-- PROMPT --
Transcribe the lines below verbatim, skipping the images.

-- RECORDS SHOWN --
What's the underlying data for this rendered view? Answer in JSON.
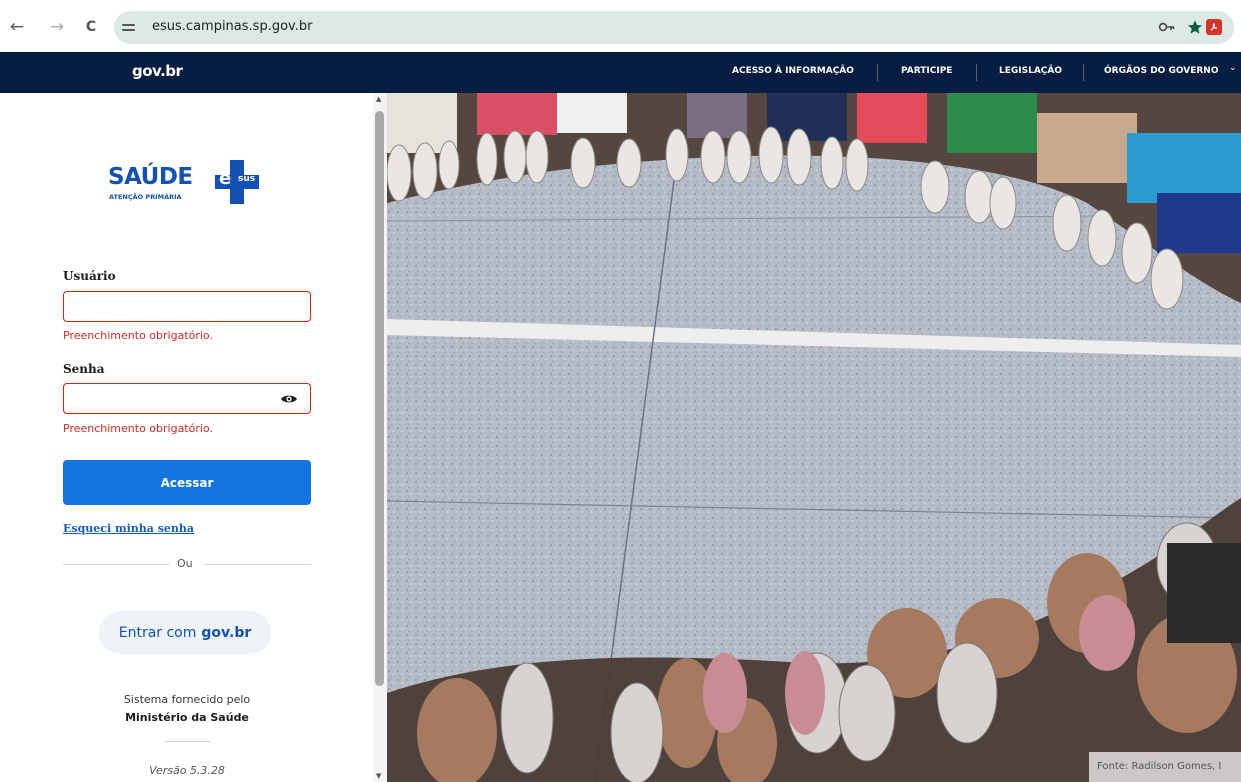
{
  "browser": {
    "url": "esus.campinas.sp.gov.br",
    "back_icon": "←",
    "forward_icon": "→",
    "reload_icon": "C"
  },
  "govbar": {
    "logo": "gov.br",
    "links": [
      "ACESSO À INFORMAÇÃO",
      "PARTICIPE",
      "LEGISLAÇÃO",
      "ÓRGÃOS DO GOVERNO"
    ]
  },
  "login": {
    "logo_title": "SAÚDE",
    "logo_subtitle": "ATENÇÃO PRIMÁRIA",
    "logo_badge_e": "e",
    "logo_badge_sus": "sus",
    "username_label": "Usuário",
    "username_value": "",
    "username_error": "Preenchimento obrigatório.",
    "password_label": "Senha",
    "password_value": "",
    "password_error": "Preenchimento obrigatório.",
    "submit_label": "Acessar",
    "forgot_label": "Esqueci minha senha",
    "divider_label": "Ou",
    "govbr_prefix": "Entrar com",
    "govbr_brand": "gov.br",
    "footer_line1": "Sistema fornecido pelo",
    "footer_line2": "Ministério da Saúde",
    "version": "Versão 5.3.28"
  },
  "photo": {
    "credit": "Fonte: Radilson Gomes, I"
  },
  "colors": {
    "govbar_bg": "#071d41",
    "primary": "#1474e2",
    "error": "#e52207",
    "logo_blue": "#1351b4",
    "link": "#155bcb"
  }
}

-- OUTPUT FOR THIS TASK --
What's the underlying data for this rendered view? Answer in JSON.
{
  "browser": {
    "url": "esus.campinas.sp.gov.br",
    "back_icon": "←",
    "forward_icon": "→",
    "reload_icon": "C"
  },
  "govbar": {
    "logo": "gov.br",
    "links": [
      "ACESSO À INFORMAÇÃO",
      "PARTICIPE",
      "LEGISLAÇÃO",
      "ÓRGÃOS DO GOVERNO"
    ]
  },
  "login": {
    "logo_title": "SAÚDE",
    "logo_subtitle": "ATENÇÃO PRIMÁRIA",
    "logo_badge_e": "e",
    "logo_badge_sus": "sus",
    "username_label": "Usuário",
    "username_value": "",
    "username_error": "Preenchimento obrigatório.",
    "password_label": "Senha",
    "password_value": "",
    "password_error": "Preenchimento obrigatório.",
    "submit_label": "Acessar",
    "forgot_label": "Esqueci minha senha",
    "divider_label": "Ou",
    "govbr_prefix": "Entrar com",
    "govbr_brand": "gov.br",
    "footer_line1": "Sistema fornecido pelo",
    "footer_line2": "Ministério da Saúde",
    "version": "Versão 5.3.28"
  },
  "photo": {
    "credit": "Fonte: Radilson Gomes, I"
  },
  "colors": {
    "govbar_bg": "#071d41",
    "primary": "#1474e2",
    "error": "#e52207",
    "logo_blue": "#1351b4",
    "link": "#155bcb"
  }
}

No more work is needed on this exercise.